EXERCISE – Find the word "skin" in the records below. List each line containing it.

RECORDS TO PROCESS –
▼

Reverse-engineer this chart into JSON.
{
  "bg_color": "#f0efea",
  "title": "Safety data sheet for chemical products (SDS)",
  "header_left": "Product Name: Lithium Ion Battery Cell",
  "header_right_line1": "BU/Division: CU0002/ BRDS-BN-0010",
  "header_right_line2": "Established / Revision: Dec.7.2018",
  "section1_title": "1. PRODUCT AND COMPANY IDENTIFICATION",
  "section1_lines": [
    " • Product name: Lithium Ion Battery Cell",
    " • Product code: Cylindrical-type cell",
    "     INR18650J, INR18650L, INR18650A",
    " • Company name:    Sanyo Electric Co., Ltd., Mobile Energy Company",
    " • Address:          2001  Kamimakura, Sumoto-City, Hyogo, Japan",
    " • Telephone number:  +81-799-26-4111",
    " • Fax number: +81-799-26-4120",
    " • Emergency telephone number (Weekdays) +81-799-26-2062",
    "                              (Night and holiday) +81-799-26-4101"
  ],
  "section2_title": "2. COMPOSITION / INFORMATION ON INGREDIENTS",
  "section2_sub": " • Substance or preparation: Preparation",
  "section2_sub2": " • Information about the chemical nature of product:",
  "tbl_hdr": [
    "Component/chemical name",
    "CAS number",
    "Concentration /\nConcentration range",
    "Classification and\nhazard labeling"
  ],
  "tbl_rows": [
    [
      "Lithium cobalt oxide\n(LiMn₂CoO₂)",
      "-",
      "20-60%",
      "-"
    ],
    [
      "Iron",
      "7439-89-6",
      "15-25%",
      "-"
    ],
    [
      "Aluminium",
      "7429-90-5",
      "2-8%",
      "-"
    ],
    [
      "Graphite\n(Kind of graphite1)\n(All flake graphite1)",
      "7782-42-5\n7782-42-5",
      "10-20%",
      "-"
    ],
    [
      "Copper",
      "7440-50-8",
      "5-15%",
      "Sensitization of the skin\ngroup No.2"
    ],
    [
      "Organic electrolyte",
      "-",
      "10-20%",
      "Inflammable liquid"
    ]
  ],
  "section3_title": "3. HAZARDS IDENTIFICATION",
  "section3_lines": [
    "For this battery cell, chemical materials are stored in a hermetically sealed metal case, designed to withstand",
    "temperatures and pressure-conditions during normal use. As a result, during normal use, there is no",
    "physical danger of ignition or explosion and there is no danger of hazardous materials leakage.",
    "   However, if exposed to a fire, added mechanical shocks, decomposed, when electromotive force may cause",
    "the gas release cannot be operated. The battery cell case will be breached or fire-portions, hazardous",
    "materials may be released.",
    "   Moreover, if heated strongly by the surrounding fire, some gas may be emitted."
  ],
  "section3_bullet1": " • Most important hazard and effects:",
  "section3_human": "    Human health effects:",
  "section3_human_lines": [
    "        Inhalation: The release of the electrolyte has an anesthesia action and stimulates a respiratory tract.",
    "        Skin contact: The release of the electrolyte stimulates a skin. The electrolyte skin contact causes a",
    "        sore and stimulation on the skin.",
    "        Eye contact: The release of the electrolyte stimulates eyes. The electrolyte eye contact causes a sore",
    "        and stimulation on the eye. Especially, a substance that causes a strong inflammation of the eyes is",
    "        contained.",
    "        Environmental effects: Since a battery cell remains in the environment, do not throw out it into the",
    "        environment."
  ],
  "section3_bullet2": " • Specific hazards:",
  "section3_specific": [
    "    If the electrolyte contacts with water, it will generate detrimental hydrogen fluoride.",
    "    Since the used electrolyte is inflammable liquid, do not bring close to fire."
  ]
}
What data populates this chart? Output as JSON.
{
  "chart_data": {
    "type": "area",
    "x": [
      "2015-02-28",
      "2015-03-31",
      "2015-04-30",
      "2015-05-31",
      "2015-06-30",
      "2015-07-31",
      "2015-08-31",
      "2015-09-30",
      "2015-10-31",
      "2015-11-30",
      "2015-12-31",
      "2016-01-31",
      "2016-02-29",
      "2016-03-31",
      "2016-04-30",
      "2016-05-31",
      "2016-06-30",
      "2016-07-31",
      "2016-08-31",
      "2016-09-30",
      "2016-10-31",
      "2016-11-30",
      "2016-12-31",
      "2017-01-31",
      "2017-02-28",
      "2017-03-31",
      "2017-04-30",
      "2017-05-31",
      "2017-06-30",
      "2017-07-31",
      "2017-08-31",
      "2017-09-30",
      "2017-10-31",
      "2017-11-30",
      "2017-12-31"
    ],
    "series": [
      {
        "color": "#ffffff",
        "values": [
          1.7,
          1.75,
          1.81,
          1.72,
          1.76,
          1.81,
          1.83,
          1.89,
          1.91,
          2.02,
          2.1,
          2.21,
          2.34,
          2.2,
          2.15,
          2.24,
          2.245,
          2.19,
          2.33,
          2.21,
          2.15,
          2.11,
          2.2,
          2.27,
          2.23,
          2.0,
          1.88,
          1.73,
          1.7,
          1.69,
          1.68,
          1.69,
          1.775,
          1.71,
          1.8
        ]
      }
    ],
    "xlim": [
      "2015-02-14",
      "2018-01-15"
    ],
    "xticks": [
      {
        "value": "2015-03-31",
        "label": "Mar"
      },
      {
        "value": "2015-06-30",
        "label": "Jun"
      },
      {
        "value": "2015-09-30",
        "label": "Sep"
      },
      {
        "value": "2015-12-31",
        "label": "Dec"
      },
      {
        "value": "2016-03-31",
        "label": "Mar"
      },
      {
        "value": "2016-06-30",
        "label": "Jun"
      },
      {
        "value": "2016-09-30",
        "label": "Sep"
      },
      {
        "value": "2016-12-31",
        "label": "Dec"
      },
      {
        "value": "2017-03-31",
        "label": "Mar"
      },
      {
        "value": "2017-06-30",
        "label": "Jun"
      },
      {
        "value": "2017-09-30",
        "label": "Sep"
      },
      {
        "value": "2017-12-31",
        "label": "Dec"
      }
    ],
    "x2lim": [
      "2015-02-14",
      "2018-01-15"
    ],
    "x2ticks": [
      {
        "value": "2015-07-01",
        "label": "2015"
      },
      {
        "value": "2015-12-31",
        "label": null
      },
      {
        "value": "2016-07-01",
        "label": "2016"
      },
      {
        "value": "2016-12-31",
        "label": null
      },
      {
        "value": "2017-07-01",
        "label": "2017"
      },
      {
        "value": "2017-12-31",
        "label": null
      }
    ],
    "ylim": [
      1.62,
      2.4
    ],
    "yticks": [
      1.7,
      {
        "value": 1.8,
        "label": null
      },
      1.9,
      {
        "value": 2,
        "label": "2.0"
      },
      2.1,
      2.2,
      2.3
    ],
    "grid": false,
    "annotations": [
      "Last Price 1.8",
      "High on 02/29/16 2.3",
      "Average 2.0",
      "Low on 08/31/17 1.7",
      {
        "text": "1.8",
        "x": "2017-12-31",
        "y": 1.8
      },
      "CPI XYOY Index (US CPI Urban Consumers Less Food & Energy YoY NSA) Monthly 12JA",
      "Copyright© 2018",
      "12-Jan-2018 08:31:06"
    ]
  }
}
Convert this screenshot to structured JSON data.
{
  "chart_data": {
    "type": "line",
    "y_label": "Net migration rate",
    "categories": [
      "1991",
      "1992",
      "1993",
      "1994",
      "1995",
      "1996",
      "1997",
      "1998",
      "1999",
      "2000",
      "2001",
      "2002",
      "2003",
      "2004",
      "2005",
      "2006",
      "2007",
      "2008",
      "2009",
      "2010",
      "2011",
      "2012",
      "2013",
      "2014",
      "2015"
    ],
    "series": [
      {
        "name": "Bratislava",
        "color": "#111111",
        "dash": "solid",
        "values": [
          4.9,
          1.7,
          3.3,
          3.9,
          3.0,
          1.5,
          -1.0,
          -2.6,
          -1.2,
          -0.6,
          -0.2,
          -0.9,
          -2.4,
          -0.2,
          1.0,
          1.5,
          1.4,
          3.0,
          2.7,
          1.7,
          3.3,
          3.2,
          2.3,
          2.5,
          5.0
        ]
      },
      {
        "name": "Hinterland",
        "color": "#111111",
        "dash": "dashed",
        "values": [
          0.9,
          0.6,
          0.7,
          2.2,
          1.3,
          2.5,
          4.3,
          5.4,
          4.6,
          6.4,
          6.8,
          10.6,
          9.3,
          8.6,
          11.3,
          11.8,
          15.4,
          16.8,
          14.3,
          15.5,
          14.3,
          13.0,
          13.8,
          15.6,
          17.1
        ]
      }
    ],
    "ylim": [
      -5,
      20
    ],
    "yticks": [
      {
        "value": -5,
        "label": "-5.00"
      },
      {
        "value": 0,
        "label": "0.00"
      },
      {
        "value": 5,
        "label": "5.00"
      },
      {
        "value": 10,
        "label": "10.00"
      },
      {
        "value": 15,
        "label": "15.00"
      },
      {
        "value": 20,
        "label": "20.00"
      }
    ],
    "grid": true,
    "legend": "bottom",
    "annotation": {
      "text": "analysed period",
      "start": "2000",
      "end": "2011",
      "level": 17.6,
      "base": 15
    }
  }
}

▲

THE OUTPUT –
      "Sensitization of the skin\ngroup No.2"
    "        Skin contact: The release of the electrolyte stimulates a skin. The electrolyte skin contact causes a",
    "        sore and stimulation on the skin.",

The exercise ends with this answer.